▸ **DO THIS**:
From the entries below, extract every line that includes the word "prices".

Collected data entries
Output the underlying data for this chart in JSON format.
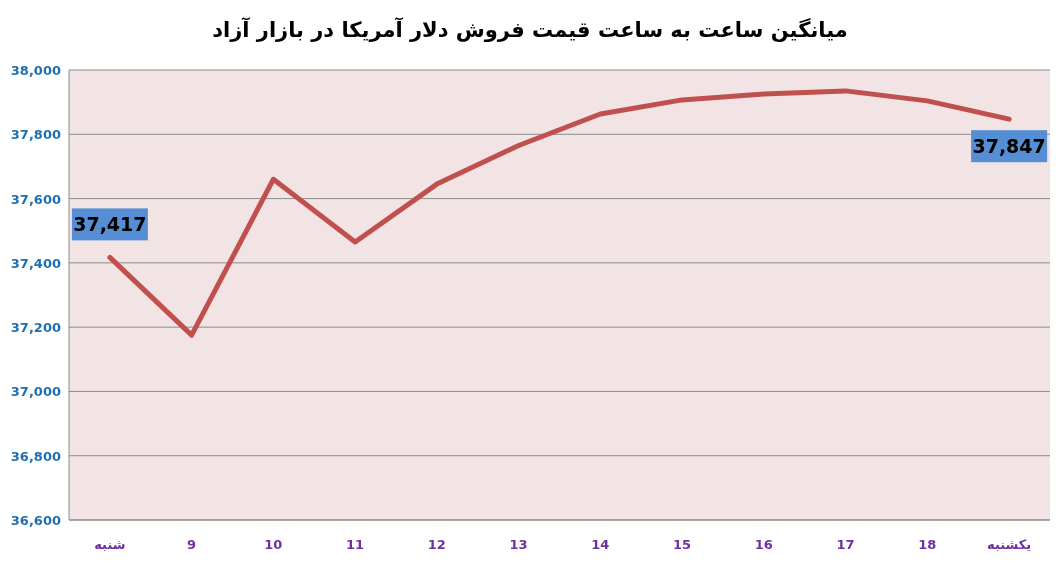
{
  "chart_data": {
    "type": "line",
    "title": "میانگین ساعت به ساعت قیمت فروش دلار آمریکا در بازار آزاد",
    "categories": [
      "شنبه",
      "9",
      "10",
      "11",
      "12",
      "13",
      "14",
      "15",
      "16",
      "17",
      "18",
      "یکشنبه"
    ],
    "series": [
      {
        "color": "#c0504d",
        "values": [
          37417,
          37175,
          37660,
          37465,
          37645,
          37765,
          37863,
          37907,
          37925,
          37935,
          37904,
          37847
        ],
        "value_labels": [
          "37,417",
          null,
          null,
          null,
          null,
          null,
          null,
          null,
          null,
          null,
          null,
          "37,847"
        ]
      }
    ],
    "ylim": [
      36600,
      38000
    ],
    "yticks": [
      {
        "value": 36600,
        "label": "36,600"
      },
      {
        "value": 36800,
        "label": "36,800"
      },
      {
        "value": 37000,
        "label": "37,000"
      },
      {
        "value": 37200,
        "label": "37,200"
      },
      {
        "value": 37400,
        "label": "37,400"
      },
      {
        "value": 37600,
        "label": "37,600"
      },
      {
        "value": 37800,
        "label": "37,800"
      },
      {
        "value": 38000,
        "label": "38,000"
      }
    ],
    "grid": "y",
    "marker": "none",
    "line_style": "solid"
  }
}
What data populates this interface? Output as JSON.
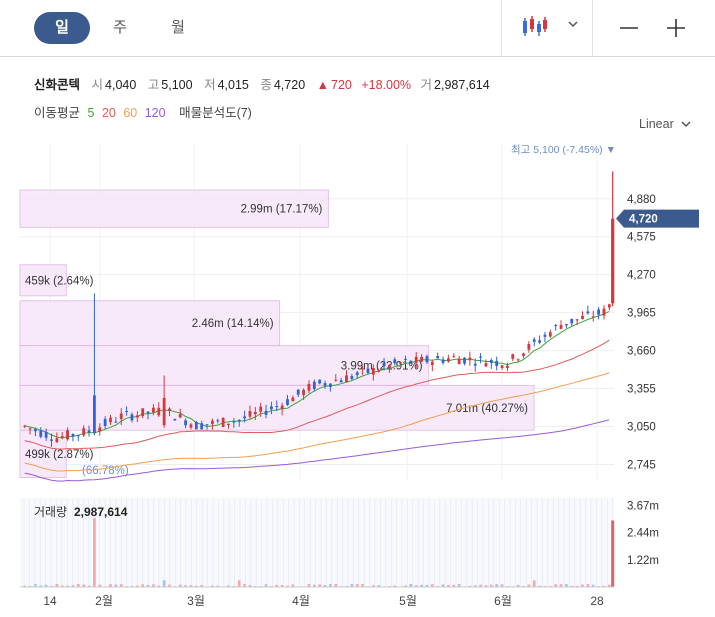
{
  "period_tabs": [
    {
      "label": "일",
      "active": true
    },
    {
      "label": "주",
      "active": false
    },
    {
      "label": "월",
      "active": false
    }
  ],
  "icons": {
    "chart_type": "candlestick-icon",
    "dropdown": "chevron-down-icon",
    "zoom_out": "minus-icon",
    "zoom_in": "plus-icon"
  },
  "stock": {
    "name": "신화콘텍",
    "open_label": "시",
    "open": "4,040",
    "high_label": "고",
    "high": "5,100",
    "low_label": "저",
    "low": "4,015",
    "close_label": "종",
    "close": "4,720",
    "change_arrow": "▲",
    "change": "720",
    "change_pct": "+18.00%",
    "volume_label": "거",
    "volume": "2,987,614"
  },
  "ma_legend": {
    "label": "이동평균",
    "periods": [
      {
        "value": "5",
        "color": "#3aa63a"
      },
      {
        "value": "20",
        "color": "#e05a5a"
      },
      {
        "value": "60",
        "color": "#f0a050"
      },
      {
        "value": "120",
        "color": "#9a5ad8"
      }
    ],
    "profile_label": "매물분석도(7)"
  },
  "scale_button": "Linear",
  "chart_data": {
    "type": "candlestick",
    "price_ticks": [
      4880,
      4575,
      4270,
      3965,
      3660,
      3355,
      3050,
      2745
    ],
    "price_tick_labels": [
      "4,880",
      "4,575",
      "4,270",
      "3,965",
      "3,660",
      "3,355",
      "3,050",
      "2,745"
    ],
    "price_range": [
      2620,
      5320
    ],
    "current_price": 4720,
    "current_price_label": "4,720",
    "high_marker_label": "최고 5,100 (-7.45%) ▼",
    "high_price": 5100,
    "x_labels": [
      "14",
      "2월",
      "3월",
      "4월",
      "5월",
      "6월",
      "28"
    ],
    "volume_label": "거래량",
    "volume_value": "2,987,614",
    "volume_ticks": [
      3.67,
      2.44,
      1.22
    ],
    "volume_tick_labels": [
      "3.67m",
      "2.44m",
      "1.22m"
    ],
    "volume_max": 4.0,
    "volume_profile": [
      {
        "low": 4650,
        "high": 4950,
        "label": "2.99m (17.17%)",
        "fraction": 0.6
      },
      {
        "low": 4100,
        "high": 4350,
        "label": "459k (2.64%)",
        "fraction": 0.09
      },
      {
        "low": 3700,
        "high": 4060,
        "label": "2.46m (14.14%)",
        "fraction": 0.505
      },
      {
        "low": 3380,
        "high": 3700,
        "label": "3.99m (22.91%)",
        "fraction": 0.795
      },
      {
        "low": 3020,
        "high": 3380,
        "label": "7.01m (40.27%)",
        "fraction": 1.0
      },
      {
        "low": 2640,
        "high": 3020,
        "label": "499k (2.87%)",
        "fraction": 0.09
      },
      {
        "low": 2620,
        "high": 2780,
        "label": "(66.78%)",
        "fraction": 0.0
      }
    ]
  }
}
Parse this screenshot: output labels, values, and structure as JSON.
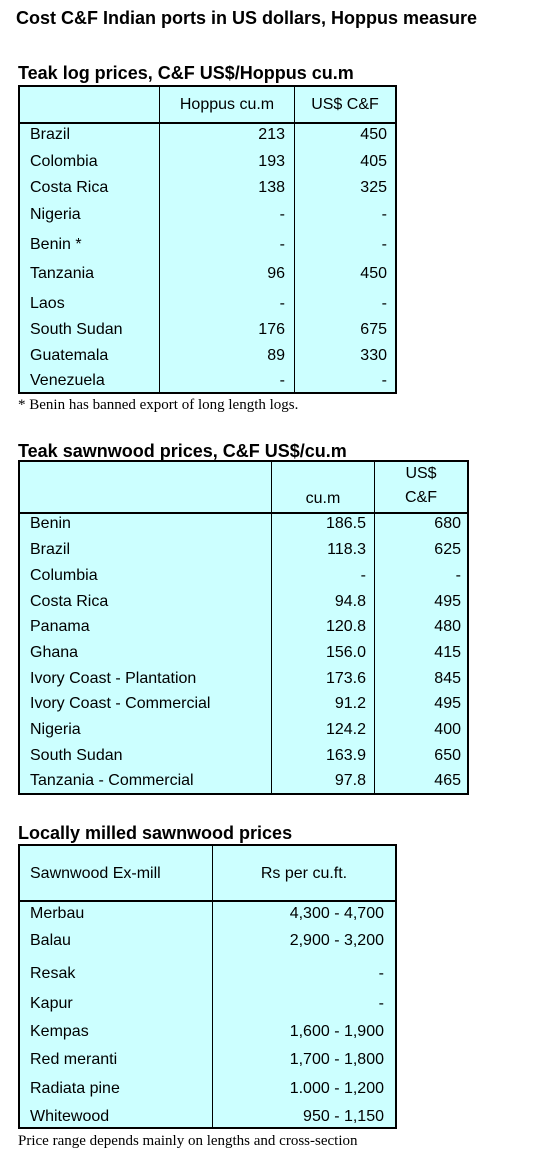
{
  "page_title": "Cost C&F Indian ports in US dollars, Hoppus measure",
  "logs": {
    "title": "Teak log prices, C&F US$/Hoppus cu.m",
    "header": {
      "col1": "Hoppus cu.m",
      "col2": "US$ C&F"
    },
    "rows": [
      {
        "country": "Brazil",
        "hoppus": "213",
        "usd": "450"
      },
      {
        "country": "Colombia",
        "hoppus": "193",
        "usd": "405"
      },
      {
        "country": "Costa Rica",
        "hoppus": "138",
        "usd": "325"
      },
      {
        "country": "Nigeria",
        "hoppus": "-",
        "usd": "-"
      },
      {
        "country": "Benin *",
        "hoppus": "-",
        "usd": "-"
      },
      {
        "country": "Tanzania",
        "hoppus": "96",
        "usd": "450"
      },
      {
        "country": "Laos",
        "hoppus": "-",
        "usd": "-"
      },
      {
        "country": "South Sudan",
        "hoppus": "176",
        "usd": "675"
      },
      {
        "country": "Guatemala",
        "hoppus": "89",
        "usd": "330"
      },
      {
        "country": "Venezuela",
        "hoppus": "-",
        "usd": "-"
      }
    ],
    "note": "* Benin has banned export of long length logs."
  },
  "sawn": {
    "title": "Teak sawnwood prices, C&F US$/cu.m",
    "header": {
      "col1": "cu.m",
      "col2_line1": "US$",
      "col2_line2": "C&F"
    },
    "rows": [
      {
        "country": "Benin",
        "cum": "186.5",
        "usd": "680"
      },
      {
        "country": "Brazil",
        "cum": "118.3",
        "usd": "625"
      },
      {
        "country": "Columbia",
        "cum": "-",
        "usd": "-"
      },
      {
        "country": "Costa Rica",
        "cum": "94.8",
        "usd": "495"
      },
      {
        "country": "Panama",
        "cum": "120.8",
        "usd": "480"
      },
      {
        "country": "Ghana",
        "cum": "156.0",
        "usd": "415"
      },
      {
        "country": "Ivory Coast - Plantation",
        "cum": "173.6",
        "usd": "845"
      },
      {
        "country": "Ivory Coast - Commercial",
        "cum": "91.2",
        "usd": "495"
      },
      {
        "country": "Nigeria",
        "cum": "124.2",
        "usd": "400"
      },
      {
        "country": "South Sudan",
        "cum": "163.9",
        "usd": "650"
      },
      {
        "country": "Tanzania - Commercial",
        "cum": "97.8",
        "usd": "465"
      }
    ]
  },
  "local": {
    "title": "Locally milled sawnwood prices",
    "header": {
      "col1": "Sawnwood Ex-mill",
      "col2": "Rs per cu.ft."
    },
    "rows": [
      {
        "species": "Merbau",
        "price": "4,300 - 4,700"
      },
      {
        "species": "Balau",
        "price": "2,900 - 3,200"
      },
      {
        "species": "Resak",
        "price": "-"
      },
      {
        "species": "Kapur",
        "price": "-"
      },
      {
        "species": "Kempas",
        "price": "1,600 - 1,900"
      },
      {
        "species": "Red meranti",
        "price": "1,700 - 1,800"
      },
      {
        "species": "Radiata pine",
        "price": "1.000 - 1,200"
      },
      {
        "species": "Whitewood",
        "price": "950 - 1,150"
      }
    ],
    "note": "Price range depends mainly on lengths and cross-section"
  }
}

* * *

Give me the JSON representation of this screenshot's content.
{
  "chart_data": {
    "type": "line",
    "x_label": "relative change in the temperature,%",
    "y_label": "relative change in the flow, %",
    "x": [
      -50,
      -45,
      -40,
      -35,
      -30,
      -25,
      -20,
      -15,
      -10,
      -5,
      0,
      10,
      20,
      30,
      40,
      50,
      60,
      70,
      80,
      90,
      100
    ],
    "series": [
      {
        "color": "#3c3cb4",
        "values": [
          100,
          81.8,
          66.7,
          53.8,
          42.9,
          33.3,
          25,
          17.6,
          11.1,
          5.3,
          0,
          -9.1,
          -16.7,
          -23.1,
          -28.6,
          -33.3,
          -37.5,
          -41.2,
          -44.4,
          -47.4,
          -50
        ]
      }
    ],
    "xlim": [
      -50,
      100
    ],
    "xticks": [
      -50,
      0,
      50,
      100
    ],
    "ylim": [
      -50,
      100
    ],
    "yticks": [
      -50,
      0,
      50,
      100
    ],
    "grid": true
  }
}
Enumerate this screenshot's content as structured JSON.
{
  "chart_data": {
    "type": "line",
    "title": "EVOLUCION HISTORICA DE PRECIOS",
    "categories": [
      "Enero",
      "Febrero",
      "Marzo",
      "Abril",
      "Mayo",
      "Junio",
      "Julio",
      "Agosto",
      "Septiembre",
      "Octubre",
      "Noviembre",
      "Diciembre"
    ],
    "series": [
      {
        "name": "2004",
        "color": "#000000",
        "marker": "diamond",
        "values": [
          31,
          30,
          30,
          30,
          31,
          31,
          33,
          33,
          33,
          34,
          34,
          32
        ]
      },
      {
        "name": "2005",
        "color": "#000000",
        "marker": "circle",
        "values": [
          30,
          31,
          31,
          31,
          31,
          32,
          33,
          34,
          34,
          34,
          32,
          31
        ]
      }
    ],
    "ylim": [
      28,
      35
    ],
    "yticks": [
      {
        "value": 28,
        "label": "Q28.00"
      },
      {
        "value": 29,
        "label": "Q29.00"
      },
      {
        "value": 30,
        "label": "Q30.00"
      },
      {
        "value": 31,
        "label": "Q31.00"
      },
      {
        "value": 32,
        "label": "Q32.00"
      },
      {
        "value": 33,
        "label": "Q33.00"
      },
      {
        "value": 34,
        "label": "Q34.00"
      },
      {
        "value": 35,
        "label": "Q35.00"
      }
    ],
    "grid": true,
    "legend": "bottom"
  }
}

* * *

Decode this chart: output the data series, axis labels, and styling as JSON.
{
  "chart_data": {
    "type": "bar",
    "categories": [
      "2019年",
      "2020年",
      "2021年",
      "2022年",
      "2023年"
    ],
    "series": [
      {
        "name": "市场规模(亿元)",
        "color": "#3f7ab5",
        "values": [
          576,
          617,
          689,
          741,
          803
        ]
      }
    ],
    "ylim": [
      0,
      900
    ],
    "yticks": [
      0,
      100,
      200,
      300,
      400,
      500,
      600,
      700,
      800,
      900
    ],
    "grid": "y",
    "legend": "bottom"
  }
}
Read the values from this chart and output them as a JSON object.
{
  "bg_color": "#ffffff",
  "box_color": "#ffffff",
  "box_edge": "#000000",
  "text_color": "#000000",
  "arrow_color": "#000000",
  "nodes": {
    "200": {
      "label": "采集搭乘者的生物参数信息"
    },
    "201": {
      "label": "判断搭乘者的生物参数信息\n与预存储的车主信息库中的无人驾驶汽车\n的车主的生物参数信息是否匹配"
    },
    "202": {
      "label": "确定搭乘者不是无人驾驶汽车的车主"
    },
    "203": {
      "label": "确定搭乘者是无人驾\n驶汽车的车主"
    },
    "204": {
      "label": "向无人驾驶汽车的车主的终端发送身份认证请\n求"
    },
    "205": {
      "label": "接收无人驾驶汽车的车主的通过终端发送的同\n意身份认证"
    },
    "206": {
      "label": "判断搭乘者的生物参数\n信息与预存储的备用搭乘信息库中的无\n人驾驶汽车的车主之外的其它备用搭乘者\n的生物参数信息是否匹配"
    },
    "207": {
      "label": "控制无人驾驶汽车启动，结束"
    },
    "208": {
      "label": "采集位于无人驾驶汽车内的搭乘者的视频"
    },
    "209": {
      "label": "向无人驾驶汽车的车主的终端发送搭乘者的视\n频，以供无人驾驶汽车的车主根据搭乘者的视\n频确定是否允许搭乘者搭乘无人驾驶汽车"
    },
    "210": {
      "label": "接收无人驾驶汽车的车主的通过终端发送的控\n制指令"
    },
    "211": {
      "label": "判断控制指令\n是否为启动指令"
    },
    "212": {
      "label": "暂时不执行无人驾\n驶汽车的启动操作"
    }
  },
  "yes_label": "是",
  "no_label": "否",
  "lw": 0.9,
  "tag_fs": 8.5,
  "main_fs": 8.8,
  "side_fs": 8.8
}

▸ **TASK RESPONSE**:
    "title": "Teak log prices, C&F US$/Hoppus cu.m",
    "title": "Teak sawnwood prices, C&F US$/cu.m",
    "title": "Locally milled sawnwood prices",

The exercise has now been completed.